Stated goal. In full and without alteration, repeat the material.

* BEGIN Records for the exercise *

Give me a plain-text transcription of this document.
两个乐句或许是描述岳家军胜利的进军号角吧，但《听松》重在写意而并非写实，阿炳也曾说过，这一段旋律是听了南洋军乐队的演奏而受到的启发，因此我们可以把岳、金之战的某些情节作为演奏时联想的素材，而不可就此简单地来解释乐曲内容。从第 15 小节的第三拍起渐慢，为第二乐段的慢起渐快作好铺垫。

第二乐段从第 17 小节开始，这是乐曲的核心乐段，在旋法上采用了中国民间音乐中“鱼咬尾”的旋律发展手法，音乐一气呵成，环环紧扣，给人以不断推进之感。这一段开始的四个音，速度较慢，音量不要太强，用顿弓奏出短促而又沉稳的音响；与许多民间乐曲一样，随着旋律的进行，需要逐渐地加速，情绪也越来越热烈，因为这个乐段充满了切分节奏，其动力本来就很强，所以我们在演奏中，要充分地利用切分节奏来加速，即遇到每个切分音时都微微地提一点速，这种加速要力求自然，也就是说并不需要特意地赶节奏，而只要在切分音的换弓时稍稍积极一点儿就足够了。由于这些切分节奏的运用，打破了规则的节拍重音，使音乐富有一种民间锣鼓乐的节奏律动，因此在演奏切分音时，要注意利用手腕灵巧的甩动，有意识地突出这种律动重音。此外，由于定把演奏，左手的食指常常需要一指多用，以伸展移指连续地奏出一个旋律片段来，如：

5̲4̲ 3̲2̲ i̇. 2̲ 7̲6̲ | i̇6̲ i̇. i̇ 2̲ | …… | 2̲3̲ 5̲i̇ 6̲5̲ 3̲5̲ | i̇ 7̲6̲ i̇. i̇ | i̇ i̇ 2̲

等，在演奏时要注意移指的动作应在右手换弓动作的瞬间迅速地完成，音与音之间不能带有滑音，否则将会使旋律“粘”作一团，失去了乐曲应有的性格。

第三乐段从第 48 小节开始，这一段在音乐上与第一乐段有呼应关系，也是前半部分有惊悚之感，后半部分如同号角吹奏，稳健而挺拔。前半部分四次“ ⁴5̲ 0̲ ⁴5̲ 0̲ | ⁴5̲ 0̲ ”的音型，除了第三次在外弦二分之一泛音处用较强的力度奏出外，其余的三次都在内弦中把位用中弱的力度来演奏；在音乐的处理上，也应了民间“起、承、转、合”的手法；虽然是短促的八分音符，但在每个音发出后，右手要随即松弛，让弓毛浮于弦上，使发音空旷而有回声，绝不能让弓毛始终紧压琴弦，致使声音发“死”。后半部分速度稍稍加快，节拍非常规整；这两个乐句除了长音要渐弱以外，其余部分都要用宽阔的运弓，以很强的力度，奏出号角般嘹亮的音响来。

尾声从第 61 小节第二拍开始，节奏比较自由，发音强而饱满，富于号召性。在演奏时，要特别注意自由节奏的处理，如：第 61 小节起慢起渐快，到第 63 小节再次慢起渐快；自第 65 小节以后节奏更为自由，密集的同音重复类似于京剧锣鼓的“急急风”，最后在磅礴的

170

* END Records for the exercise *

Complete output.
Give me a plain-text transcription of this document.
两个乐句或许是描述岳家军胜利的进军号角吧，但《听松》重在写意而并非写实，阿炳也曾说过，这一段旋律是听了南洋军乐队的演奏而受到的启发，因此我们可以把岳、金之战的某些情节作为演奏时联想的素材，而不可就此简单地来解释乐曲内容。从第 15 小节的第三拍起渐慢，为第二乐段的慢起渐快作好铺垫。

第二乐段从第 17 小节开始，这是乐曲的核心乐段，在旋法上采用了中国民间音乐中“鱼咬尾”的旋律发展手法，音乐一气呵成，环环紧扣，给人以不断推进之感。这一段开始的四个音，速度较慢，音量不要太强，用顿弓奏出短促而又沉稳的音响；与许多民间乐曲一样，随着旋律的进行，需要逐渐地加速，情绪也越来越热烈，因为这个乐段充满了切分节奏，其动力本来就很强，所以我们在演奏中，要充分地利用切分节奏来加速，即遇到每个切分音时都微微地提一点速，这种加速要力求自然，也就是说并不需要特意地赶节奏，而只要在切分音的换弓时稍稍积极一点儿就足够了。由于这些切分节奏的运用，打破了规则的节拍重音，使音乐富有一种民间锣鼓乐的节奏律动，因此在演奏切分音时，要注意利用手腕灵巧的甩动，有意识地突出这种律动重音。此外，由于定把演奏，左手的食指常常需要一指多用，以伸展移指连续地奏出一个旋律片段来，如：

5̲4̲ 3̲2̲ i̇. 2̲ 7̲6̲ | i̇6̲ i̇. i̇ 2̲ | …… | 2̲3̲ 5̲i̇ 6̲5̲ 3̲5̲ | i̇ 7̲6̲ i̇. i̇ | i̇ i̇ 2̲

等，在演奏时要注意移指的动作应在右手换弓动作的瞬间迅速地完成，音与音之间不能带有滑音，否则将会使旋律“粘”作一团，失去了乐曲应有的性格。

第三乐段从第 48 小节开始，这一段在音乐上与第一乐段有呼应关系，也是前半部分有惊悚之感，后半部分如同号角吹奏，稳健而挺拔。前半部分四次“ ⁴5̲ 0̲ ⁴5̲ 0̲ | ⁴5̲ 0̲ ”的音型，除了第三次在外弦二分之一泛音处用较强的力度奏出外，其余的三次都在内弦中把位用中弱的力度来演奏；在音乐的处理上，也应了民间“起、承、转、合”的手法；虽然是短促的八分音符，但在每个音发出后，右手要随即松弛，让弓毛浮于弦上，使发音空旷而有回声，绝不能让弓毛始终紧压琴弦，致使声音发“死”。后半部分速度稍稍加快，节拍非常规整；这两个乐句除了长音要渐弱以外，其余部分都要用宽阔的运弓，以很强的力度，奏出号角般嘹亮的音响来。

尾声从第 61 小节第二拍开始，节奏比较自由，发音强而饱满，富于号召性。在演奏时，要特别注意自由节奏的处理，如：第 61 小节起慢起渐快，到第 63 小节再次慢起渐快；自第 65 小节以后节奏更为自由，密集的同音重复类似于京剧锣鼓的“急急风”，最后在磅礴的

170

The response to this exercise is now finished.